## Stated exercise
Extract every record, keeping each one exactly as it is.

## Input
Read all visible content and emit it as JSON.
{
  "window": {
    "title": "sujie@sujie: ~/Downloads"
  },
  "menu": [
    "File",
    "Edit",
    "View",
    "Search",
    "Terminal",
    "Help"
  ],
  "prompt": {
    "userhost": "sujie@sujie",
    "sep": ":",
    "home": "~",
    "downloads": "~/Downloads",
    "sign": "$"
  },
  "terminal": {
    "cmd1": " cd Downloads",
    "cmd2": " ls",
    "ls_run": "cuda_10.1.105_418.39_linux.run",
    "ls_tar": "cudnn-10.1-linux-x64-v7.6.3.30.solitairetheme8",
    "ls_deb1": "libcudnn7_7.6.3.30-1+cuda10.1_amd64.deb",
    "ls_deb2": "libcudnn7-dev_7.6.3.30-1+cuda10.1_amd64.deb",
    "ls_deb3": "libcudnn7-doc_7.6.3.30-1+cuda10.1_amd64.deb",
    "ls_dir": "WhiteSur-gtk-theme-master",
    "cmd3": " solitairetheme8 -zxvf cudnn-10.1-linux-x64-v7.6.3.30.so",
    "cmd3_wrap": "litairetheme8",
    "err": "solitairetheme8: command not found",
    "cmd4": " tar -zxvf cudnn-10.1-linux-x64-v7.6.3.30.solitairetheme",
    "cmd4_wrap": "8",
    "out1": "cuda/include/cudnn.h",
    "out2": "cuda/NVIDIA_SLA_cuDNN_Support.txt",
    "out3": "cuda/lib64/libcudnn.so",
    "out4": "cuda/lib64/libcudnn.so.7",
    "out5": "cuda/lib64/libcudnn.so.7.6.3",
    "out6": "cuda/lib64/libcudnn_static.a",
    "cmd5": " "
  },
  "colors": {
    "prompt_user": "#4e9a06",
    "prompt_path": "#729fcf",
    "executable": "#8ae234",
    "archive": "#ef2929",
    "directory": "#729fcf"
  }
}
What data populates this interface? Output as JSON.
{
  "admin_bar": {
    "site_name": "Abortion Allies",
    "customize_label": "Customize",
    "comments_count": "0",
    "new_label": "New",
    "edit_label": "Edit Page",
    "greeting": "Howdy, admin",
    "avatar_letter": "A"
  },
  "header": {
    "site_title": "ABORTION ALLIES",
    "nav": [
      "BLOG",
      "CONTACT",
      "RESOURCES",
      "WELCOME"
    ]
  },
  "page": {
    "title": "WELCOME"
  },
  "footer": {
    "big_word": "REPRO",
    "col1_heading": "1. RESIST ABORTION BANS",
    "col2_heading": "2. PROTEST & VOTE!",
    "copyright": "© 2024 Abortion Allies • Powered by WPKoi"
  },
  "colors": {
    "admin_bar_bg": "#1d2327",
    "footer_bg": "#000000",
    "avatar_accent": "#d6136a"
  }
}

## Reply
Read all visible content and emit it as JSON.
{
  "window": {
    "title": "sujie@sujie: ~/Downloads"
  },
  "menu": [
    "File",
    "Edit",
    "View",
    "Search",
    "Terminal",
    "Help"
  ],
  "prompt": {
    "userhost": "sujie@sujie",
    "sep": ":",
    "home": "~",
    "downloads": "~/Downloads",
    "sign": "$"
  },
  "terminal": {
    "cmd1": " cd Downloads",
    "cmd2": " ls",
    "ls_run": "cuda_10.1.105_418.39_linux.run",
    "ls_tar": "cudnn-10.1-linux-x64-v7.6.3.30.solitairetheme8",
    "ls_deb1": "libcudnn7_7.6.3.30-1+cuda10.1_amd64.deb",
    "ls_deb2": "libcudnn7-dev_7.6.3.30-1+cuda10.1_amd64.deb",
    "ls_deb3": "libcudnn7-doc_7.6.3.30-1+cuda10.1_amd64.deb",
    "ls_dir": "WhiteSur-gtk-theme-master",
    "cmd3": " solitairetheme8 -zxvf cudnn-10.1-linux-x64-v7.6.3.30.so",
    "cmd3_wrap": "litairetheme8",
    "err": "solitairetheme8: command not found",
    "cmd4": " tar -zxvf cudnn-10.1-linux-x64-v7.6.3.30.solitairetheme",
    "cmd4_wrap": "8",
    "out1": "cuda/include/cudnn.h",
    "out2": "cuda/NVIDIA_SLA_cuDNN_Support.txt",
    "out3": "cuda/lib64/libcudnn.so",
    "out4": "cuda/lib64/libcudnn.so.7",
    "out5": "cuda/lib64/libcudnn.so.7.6.3",
    "out6": "cuda/lib64/libcudnn_static.a",
    "cmd5": " "
  },
  "colors": {
    "prompt_user": "#4e9a06",
    "prompt_path": "#729fcf",
    "executable": "#8ae234",
    "archive": "#ef2929",
    "directory": "#729fcf"
  }
}
What data populates this interface? Output as JSON.
{
  "admin_bar": {
    "site_name": "Abortion Allies",
    "customize_label": "Customize",
    "comments_count": "0",
    "new_label": "New",
    "edit_label": "Edit Page",
    "greeting": "Howdy, admin",
    "avatar_letter": "A"
  },
  "header": {
    "site_title": "ABORTION ALLIES",
    "nav": [
      "BLOG",
      "CONTACT",
      "RESOURCES",
      "WELCOME"
    ]
  },
  "page": {
    "title": "WELCOME"
  },
  "footer": {
    "big_word": "REPRO",
    "col1_heading": "1. RESIST ABORTION BANS",
    "col2_heading": "2. PROTEST & VOTE!",
    "copyright": "© 2024 Abortion Allies • Powered by WPKoi"
  },
  "colors": {
    "admin_bar_bg": "#1d2327",
    "footer_bg": "#000000",
    "avatar_accent": "#d6136a"
  }
}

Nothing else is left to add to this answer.